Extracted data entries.
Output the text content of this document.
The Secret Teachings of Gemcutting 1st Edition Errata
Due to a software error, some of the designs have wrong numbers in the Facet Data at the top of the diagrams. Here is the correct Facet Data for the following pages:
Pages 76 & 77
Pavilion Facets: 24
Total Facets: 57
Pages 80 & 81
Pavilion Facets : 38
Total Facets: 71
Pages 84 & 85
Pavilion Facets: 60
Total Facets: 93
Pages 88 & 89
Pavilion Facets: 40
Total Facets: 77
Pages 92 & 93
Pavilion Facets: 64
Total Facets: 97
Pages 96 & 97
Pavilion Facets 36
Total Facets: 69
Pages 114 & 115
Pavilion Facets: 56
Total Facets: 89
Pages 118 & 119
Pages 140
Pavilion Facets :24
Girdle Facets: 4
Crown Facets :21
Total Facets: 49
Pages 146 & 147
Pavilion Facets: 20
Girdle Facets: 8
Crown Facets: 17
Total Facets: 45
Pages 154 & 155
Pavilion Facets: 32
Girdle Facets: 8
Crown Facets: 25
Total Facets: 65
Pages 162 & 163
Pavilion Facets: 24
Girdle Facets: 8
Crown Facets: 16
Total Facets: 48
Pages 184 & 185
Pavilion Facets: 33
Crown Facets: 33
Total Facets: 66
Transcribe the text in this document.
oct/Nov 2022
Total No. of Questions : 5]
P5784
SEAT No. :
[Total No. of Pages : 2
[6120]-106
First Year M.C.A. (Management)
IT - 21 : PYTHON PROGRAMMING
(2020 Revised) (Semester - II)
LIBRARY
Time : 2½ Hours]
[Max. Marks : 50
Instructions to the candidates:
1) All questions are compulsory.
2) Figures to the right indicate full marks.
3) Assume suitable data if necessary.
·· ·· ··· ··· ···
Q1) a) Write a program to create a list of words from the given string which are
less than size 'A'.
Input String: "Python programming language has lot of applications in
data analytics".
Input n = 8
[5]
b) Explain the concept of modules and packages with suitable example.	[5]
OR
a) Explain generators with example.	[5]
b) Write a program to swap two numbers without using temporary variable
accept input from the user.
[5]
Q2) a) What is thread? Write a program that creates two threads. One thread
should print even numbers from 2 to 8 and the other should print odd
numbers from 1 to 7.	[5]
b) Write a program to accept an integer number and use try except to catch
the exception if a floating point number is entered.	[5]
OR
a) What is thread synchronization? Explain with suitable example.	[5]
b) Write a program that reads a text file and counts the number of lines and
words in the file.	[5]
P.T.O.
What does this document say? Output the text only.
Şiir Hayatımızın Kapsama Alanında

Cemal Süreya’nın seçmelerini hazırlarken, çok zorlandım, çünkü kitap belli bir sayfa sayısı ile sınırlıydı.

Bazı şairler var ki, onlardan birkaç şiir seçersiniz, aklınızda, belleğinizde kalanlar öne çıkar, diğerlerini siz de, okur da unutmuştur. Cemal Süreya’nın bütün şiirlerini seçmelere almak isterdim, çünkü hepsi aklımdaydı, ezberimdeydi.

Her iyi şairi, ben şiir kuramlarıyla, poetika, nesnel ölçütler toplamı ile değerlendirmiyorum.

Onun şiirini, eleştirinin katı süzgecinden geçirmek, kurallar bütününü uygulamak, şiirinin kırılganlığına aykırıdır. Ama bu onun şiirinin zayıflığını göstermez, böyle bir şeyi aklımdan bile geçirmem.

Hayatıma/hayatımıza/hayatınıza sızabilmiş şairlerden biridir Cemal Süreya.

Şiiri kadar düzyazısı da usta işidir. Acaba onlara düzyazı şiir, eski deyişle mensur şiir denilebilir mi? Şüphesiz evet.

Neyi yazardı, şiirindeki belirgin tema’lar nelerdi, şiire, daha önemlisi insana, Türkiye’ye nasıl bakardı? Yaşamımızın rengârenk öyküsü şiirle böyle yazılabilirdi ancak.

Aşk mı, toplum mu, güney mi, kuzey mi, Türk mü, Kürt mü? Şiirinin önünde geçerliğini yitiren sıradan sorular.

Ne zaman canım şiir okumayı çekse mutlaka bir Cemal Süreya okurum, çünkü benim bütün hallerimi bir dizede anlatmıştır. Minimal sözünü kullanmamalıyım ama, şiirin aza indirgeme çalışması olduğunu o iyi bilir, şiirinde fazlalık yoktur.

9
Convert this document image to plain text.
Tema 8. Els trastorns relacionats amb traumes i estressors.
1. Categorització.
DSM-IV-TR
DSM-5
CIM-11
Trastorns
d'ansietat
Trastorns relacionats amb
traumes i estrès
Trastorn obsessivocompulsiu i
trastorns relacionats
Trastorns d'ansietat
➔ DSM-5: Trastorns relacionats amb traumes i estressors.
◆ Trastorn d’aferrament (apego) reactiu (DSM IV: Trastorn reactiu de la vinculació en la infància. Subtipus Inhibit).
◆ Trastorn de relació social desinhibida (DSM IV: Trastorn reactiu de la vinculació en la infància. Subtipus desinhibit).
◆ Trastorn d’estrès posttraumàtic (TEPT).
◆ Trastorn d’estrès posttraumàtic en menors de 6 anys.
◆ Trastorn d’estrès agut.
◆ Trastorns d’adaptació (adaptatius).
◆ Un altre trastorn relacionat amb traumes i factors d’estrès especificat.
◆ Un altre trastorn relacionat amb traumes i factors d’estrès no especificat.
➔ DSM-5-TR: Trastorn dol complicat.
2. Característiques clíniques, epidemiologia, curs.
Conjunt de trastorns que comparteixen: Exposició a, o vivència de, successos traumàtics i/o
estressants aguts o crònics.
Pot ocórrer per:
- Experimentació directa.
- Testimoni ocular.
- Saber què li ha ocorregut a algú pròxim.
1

Stated exercise. Filter the entries down to the lines containing "thread". Copy each of those lines.

Exercise output.
Q2) a) What is thread? Write a program that creates two threads. One thread
a) What is thread synchronization? Explain with suitable example.	[5]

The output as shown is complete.